Material provided —
********
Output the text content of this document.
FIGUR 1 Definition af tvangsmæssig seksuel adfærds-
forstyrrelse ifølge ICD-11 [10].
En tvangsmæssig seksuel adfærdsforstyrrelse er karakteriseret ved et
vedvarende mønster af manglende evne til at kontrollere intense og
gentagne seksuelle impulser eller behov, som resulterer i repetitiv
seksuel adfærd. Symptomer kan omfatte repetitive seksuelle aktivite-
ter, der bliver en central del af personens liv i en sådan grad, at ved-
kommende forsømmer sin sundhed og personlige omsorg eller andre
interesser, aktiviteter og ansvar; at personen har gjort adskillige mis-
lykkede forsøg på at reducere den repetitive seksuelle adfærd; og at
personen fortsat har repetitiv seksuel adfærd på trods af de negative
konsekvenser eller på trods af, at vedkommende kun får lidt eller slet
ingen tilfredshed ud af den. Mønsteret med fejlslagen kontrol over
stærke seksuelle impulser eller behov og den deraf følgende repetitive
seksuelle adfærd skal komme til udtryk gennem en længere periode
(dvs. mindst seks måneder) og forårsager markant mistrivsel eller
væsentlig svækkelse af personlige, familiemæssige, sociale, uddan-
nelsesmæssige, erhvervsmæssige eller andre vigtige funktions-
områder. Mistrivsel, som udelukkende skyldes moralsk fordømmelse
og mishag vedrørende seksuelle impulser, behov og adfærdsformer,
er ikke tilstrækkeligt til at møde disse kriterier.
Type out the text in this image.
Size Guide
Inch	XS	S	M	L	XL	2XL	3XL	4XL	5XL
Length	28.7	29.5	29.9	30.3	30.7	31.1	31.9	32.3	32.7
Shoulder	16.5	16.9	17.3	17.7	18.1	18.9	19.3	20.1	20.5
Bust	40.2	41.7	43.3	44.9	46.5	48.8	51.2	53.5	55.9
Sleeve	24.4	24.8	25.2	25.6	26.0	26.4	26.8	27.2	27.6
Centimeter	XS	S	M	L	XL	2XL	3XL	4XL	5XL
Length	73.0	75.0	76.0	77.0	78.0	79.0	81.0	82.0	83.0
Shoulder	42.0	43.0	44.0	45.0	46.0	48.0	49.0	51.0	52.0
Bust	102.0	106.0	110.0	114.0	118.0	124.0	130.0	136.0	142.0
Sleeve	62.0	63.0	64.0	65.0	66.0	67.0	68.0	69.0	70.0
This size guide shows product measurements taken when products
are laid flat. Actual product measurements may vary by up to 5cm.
********
Direction — All of the entries need to be reproduced exactly; please write them out.

Complete output —
Output the text content of this document.
FIGUR 1 Definition af tvangsmæssig seksuel adfærds-
forstyrrelse ifølge ICD-11 [10].
En tvangsmæssig seksuel adfærdsforstyrrelse er karakteriseret ved et
vedvarende mønster af manglende evne til at kontrollere intense og
gentagne seksuelle impulser eller behov, som resulterer i repetitiv
seksuel adfærd. Symptomer kan omfatte repetitive seksuelle aktivite-
ter, der bliver en central del af personens liv i en sådan grad, at ved-
kommende forsømmer sin sundhed og personlige omsorg eller andre
interesser, aktiviteter og ansvar; at personen har gjort adskillige mis-
lykkede forsøg på at reducere den repetitive seksuelle adfærd; og at
personen fortsat har repetitiv seksuel adfærd på trods af de negative
konsekvenser eller på trods af, at vedkommende kun får lidt eller slet
ingen tilfredshed ud af den. Mønsteret med fejlslagen kontrol over
stærke seksuelle impulser eller behov og den deraf følgende repetitive
seksuelle adfærd skal komme til udtryk gennem en længere periode
(dvs. mindst seks måneder) og forårsager markant mistrivsel eller
væsentlig svækkelse af personlige, familiemæssige, sociale, uddan-
nelsesmæssige, erhvervsmæssige eller andre vigtige funktions-
områder. Mistrivsel, som udelukkende skyldes moralsk fordømmelse
og mishag vedrørende seksuelle impulser, behov og adfærdsformer,
er ikke tilstrækkeligt til at møde disse kriterier.
Type out the text in this image.
Size Guide
Inch	XS	S	M	L	XL	2XL	3XL	4XL	5XL
Length	28.7	29.5	29.9	30.3	30.7	31.1	31.9	32.3	32.7
Shoulder	16.5	16.9	17.3	17.7	18.1	18.9	19.3	20.1	20.5
Bust	40.2	41.7	43.3	44.9	46.5	48.8	51.2	53.5	55.9
Sleeve	24.4	24.8	25.2	25.6	26.0	26.4	26.8	27.2	27.6
Centimeter	XS	S	M	L	XL	2XL	3XL	4XL	5XL
Length	73.0	75.0	76.0	77.0	78.0	79.0	81.0	82.0	83.0
Shoulder	42.0	43.0	44.0	45.0	46.0	48.0	49.0	51.0	52.0
Bust	102.0	106.0	110.0	114.0	118.0	124.0	130.0	136.0	142.0
Sleeve	62.0	63.0	64.0	65.0	66.0	67.0	68.0	69.0	70.0
This size guide shows product measurements taken when products
are laid flat. Actual product measurements may vary by up to 5cm.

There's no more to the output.